▸ TASK TO COMPLETE
Take every line where the string "установлено" appears and copy it.

▸ INFORMATION SHOWN
★ ★ ★ ★ ★ ★ ★

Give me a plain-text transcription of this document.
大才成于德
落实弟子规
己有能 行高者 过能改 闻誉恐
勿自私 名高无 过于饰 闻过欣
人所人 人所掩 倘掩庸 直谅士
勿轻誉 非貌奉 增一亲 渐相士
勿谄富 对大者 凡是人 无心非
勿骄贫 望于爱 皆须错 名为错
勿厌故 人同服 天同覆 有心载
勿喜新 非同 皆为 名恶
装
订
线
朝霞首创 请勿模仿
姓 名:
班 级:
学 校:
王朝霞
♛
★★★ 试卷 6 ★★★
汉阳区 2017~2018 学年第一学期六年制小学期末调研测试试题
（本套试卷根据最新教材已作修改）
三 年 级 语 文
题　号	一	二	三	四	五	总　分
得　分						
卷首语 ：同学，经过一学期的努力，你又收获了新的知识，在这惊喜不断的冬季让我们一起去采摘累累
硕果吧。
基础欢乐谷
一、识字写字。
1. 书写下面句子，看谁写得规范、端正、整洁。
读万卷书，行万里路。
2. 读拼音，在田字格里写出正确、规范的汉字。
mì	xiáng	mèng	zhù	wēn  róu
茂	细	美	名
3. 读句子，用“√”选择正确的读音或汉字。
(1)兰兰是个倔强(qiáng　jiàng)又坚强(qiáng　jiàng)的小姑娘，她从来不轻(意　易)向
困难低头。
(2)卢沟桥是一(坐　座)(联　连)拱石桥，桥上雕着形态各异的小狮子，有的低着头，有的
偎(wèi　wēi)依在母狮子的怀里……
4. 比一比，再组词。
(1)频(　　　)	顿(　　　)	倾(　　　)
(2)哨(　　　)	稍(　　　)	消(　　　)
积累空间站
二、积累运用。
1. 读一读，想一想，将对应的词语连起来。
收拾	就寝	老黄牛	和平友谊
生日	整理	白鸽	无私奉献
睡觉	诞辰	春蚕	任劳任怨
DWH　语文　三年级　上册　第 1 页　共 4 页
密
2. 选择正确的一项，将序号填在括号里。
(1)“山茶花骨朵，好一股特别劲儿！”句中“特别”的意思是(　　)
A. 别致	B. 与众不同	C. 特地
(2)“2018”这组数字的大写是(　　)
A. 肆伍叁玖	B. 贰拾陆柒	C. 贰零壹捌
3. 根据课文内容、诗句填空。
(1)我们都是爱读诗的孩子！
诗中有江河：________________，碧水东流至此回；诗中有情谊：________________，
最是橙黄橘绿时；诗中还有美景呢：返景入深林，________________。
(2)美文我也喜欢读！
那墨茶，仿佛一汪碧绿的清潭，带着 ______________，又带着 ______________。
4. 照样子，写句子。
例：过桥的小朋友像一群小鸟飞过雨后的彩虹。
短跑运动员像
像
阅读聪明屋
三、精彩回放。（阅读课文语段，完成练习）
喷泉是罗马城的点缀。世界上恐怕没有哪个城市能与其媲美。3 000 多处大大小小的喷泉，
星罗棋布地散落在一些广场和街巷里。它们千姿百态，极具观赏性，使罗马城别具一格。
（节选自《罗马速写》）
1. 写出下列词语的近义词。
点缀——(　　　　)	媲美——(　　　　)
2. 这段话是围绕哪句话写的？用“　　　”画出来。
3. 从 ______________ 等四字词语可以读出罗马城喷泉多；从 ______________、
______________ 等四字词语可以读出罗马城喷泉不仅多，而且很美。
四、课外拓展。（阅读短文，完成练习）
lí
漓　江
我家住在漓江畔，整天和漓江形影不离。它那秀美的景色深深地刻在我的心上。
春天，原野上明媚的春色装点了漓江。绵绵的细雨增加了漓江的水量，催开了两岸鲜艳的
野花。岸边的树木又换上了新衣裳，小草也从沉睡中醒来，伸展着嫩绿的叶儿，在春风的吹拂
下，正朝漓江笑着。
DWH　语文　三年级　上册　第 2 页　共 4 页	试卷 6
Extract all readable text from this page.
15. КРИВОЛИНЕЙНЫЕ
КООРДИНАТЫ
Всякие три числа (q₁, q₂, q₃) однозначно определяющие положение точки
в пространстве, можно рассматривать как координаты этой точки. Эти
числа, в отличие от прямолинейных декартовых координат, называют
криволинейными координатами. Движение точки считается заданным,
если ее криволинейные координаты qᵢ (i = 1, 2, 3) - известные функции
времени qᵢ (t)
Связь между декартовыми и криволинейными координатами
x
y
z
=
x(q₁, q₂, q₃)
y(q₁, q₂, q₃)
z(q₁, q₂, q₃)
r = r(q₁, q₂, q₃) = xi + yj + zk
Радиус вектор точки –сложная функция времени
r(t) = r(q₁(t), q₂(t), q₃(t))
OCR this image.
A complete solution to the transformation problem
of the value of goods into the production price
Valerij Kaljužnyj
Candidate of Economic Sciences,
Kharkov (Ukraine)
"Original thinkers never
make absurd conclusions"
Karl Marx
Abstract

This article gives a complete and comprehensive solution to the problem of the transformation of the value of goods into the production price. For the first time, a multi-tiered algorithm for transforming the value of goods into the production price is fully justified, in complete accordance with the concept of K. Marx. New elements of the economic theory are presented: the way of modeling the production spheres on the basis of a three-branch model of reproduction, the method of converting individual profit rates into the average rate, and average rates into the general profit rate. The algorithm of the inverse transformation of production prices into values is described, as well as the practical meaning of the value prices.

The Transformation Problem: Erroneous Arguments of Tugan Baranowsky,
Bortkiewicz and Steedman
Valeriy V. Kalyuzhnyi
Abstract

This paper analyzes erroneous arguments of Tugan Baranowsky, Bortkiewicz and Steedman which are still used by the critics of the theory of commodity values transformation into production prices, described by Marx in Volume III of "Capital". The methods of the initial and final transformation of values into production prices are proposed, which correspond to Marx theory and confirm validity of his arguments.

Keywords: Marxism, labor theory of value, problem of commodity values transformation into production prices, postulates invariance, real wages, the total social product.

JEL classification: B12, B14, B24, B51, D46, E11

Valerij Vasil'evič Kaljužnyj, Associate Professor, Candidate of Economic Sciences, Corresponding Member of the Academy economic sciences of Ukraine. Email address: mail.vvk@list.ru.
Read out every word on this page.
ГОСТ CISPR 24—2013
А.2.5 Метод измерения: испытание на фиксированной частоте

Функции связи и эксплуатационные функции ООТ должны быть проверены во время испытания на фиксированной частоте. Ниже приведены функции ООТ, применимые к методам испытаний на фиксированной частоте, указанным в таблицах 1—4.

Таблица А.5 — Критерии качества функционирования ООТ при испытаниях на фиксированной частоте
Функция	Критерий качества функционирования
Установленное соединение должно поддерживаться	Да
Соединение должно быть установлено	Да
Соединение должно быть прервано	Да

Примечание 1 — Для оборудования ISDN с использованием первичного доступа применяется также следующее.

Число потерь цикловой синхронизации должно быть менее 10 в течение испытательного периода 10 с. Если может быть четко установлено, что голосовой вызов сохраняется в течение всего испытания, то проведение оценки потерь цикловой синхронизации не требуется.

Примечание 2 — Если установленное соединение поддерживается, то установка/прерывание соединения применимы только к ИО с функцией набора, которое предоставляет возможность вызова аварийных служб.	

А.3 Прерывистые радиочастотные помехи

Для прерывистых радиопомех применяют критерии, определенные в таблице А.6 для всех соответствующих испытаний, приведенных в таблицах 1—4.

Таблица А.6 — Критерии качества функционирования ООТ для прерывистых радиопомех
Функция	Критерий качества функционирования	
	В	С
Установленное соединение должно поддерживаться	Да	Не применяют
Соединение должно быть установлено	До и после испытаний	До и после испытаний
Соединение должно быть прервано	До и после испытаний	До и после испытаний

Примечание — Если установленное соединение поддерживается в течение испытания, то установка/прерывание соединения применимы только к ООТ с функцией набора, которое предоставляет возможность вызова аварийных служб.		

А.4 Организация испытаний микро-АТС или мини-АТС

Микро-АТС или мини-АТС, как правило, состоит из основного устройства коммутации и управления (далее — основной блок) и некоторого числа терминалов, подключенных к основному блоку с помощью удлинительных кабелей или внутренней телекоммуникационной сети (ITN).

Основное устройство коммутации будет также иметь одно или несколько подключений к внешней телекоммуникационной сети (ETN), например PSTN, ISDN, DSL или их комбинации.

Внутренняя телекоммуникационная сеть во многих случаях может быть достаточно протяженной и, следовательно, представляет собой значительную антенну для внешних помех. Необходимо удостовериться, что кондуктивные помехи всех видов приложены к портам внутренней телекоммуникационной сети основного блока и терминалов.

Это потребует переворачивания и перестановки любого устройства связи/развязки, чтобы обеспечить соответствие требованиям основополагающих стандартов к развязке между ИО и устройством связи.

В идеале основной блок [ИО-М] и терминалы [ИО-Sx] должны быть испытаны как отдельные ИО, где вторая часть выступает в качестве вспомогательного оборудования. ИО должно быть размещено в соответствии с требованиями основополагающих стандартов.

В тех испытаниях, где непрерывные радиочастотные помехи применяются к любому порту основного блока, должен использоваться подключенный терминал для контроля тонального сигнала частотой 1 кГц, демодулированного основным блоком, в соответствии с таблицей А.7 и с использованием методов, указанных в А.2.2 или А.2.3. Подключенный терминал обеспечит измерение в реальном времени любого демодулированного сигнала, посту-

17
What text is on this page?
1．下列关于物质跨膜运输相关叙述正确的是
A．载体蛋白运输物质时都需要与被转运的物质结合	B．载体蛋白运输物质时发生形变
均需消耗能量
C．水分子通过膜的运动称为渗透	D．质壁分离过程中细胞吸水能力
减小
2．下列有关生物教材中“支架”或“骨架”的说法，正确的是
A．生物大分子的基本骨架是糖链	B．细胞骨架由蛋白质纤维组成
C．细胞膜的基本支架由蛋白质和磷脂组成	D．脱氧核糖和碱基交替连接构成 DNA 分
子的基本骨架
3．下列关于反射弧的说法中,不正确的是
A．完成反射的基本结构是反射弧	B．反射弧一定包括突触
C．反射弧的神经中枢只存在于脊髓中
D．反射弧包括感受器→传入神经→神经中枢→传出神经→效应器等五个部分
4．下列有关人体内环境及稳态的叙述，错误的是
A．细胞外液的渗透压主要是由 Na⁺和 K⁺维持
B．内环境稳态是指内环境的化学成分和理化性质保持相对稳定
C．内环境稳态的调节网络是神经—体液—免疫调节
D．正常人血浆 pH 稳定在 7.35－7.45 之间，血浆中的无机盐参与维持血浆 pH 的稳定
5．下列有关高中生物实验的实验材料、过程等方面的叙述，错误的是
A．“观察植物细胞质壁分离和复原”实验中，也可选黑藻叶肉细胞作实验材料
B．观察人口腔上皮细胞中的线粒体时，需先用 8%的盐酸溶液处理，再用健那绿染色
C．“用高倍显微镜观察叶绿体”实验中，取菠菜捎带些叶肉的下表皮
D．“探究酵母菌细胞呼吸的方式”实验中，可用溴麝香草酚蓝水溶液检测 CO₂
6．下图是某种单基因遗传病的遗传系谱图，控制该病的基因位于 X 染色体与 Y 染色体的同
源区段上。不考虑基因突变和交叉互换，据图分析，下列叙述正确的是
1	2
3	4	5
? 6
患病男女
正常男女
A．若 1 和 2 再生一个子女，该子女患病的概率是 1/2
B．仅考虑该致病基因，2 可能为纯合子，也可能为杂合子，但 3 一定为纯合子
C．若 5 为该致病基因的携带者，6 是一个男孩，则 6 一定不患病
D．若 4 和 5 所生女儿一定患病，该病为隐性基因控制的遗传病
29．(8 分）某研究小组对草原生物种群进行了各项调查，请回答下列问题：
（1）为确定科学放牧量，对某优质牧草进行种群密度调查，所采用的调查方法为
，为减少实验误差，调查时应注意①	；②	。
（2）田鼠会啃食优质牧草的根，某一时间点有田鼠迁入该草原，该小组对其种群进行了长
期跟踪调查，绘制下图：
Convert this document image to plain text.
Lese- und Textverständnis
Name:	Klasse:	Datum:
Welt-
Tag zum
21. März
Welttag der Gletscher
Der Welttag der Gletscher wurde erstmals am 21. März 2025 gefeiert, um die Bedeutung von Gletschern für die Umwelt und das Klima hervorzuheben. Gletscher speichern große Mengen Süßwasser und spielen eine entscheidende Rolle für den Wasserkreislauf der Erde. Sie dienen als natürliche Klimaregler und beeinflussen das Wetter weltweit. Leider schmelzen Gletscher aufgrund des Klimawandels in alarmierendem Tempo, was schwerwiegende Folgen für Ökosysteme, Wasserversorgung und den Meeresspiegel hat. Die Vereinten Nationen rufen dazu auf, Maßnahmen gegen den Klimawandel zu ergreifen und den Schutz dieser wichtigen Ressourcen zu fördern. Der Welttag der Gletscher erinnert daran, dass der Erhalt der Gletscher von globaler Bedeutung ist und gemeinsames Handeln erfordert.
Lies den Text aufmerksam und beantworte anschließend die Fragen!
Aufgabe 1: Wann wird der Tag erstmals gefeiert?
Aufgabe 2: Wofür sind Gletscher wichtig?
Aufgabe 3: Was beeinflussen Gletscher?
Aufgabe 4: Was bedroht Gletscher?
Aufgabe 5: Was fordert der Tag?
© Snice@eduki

★ ★ ★ ★ ★ ★ ★

▸ EXPECTED ANSWER
Соединение должно быть установлено	Да
Число потерь цикловой синхронизации должно быть менее 10 в течение испытательного периода 10 с. Если может быть четко установлено, что голосовой вызов сохраняется в течение всего испытания, то проведение оценки потерь цикловой синхронизации не требуется.
Соединение должно быть установлено	До и после испытаний	До и после испытаний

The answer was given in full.